> [Goal of the exercise]: Look through the records below, and copy out every line that holds the string "subtitle".

[Data extracted from a collection]
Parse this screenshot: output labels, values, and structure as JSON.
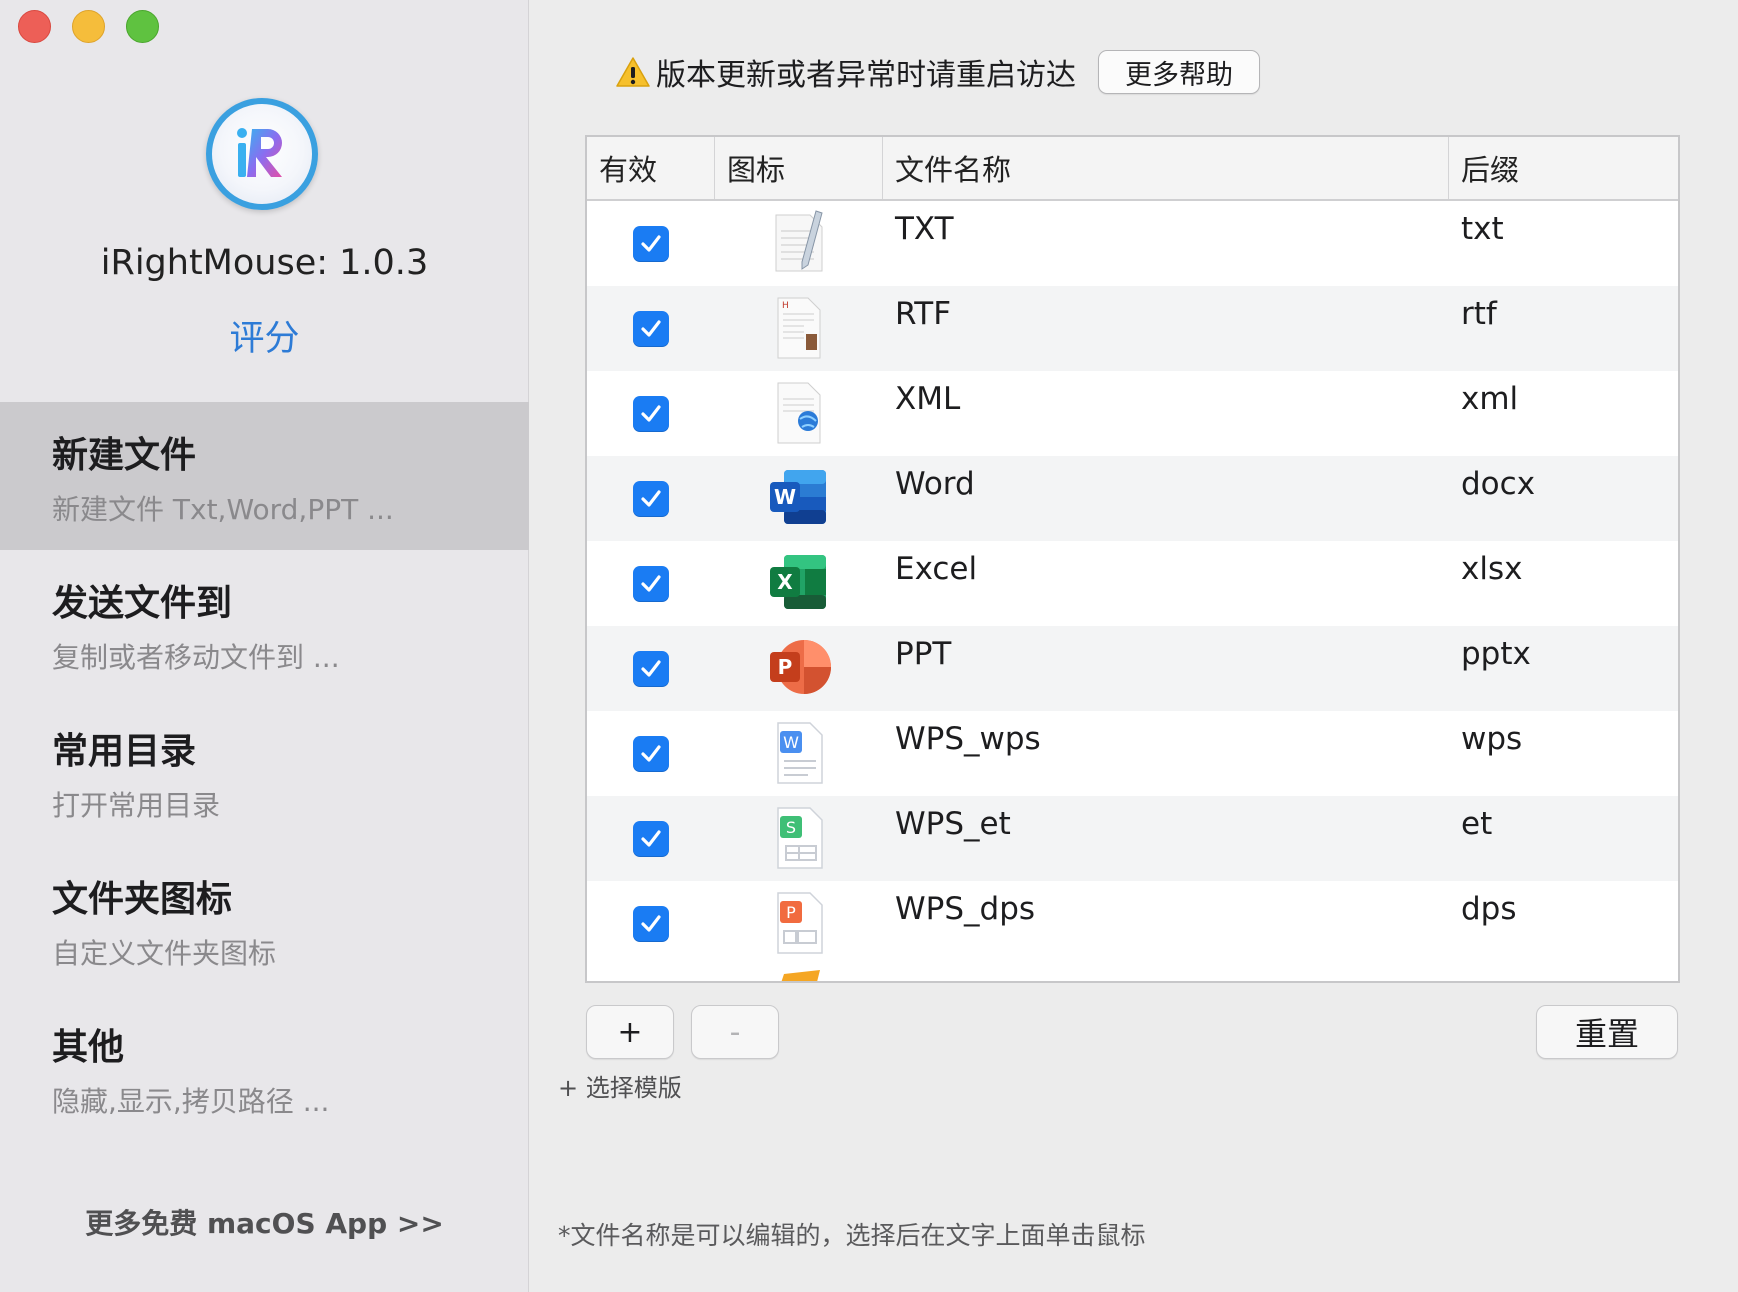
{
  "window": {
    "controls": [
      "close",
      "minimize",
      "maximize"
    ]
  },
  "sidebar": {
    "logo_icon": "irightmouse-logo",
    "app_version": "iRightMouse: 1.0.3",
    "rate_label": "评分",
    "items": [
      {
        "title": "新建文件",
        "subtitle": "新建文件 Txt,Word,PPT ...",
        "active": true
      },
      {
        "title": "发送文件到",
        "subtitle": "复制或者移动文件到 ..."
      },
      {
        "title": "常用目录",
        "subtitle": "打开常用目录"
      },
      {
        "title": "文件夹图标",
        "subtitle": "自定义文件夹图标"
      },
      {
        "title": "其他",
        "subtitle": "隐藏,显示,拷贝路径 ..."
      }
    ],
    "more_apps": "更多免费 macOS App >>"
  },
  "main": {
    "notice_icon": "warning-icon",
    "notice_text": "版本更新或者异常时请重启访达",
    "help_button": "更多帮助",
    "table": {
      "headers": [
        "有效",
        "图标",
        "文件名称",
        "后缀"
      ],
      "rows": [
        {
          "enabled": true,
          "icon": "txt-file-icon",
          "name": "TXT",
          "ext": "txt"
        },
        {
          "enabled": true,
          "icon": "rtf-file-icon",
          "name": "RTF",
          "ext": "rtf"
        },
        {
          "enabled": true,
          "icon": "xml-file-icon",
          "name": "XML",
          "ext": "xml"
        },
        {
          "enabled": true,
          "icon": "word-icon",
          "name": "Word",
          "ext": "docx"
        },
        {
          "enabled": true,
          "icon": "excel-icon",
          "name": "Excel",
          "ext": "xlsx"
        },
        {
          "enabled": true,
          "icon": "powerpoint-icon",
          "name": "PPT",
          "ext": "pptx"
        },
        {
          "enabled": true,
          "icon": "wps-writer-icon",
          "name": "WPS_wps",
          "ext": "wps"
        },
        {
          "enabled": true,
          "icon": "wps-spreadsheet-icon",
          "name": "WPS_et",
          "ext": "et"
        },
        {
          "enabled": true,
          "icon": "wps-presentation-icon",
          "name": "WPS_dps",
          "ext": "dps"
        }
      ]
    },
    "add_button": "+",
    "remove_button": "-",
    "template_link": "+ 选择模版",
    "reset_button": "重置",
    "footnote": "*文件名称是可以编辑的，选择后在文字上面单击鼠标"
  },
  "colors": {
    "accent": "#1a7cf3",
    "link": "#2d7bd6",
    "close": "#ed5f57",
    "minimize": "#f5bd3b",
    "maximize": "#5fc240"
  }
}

> [Solution to this task]:
        "subtitle": "新建文件 Txt,Word,PPT ...",
        "subtitle": "复制或者移动文件到 ..."
        "subtitle": "打开常用目录"
        "subtitle": "自定义文件夹图标"
        "subtitle": "隐藏,显示,拷贝路径 ..."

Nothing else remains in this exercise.